--- BEGIN INPUT FOR THIS TASK ---

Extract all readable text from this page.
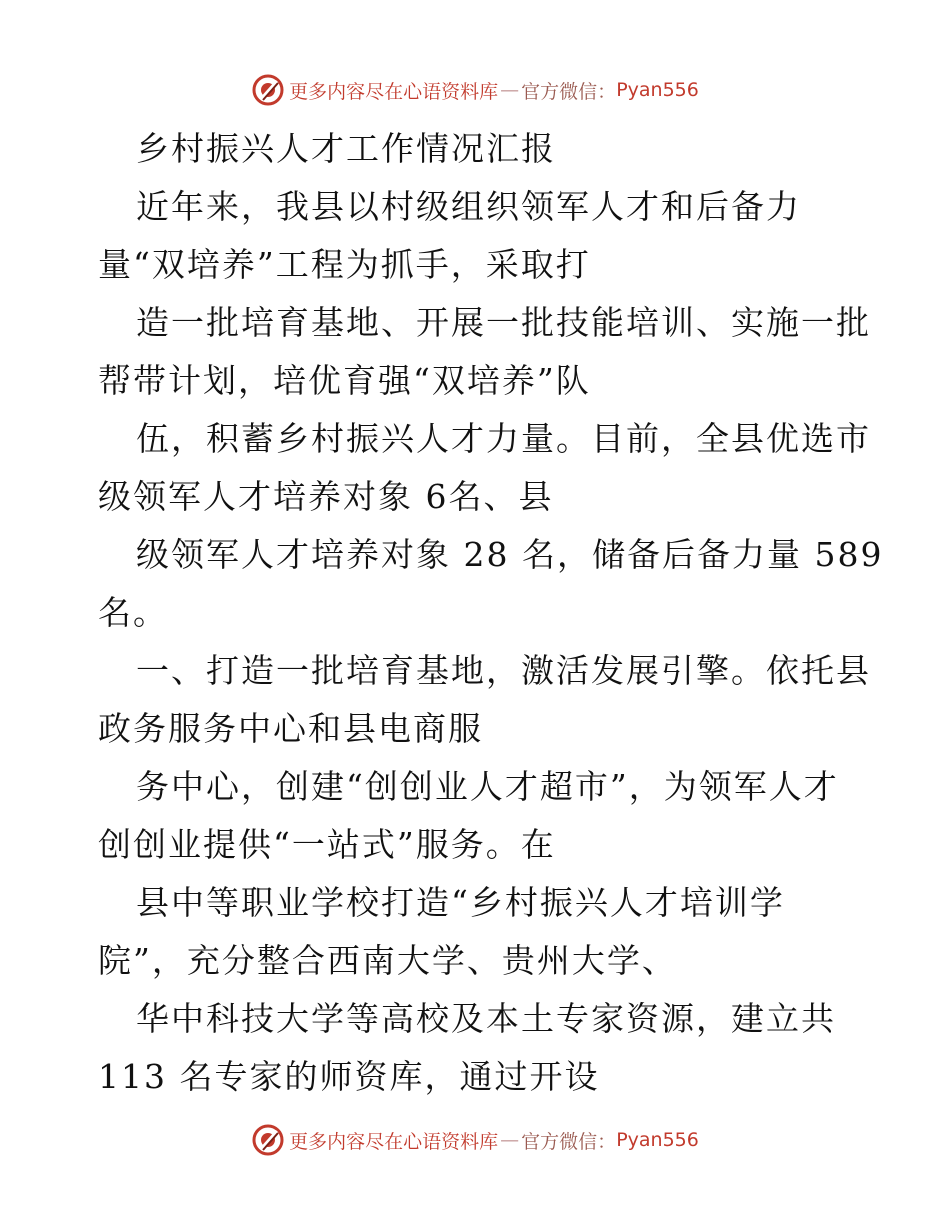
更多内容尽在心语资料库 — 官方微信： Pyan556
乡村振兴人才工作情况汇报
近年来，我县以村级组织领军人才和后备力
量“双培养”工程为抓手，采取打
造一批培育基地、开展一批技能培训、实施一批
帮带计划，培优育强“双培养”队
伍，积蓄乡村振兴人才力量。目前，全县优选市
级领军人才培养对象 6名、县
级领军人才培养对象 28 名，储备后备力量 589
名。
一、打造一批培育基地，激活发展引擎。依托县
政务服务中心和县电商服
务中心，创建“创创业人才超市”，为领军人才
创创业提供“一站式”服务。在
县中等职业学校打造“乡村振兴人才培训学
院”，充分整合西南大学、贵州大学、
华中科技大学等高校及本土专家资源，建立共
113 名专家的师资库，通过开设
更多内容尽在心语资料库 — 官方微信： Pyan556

--- END INPUT FOR THIS TASK ---
--- BEGIN INPUT FOR THIS TASK ---

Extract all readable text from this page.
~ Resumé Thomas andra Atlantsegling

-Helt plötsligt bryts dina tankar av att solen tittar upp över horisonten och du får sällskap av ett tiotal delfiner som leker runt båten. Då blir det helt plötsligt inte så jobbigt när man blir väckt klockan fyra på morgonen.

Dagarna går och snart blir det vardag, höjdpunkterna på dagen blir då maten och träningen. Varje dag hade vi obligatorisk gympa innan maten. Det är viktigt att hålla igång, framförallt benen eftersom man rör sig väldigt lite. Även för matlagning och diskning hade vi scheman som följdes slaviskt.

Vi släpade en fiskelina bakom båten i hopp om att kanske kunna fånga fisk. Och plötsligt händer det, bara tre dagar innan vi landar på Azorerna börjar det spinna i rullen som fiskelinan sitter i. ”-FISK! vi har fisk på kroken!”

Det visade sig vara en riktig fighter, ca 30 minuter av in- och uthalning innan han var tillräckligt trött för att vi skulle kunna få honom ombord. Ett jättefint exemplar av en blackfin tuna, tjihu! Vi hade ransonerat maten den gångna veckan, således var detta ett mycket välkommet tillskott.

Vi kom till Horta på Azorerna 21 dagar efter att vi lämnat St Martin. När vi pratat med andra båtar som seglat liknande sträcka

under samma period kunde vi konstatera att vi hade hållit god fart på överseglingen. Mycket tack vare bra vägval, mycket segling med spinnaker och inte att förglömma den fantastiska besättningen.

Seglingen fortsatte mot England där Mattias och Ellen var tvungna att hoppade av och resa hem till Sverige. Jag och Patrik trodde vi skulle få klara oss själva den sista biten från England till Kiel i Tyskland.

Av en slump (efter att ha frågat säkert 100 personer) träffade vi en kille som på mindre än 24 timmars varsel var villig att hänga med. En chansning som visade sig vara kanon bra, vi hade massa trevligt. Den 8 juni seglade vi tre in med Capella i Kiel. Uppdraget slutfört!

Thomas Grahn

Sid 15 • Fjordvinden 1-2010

--- END INPUT FOR THIS TASK ---

**INSTRUCTIONS TO FOLLOW:** Copy all lines from the material that contain "级领军人才培养对象".

**ANSWER TO THE PROBLEM:**
级领军人才培养对象 6名、县
级领军人才培养对象 28 名，储备后备力量 589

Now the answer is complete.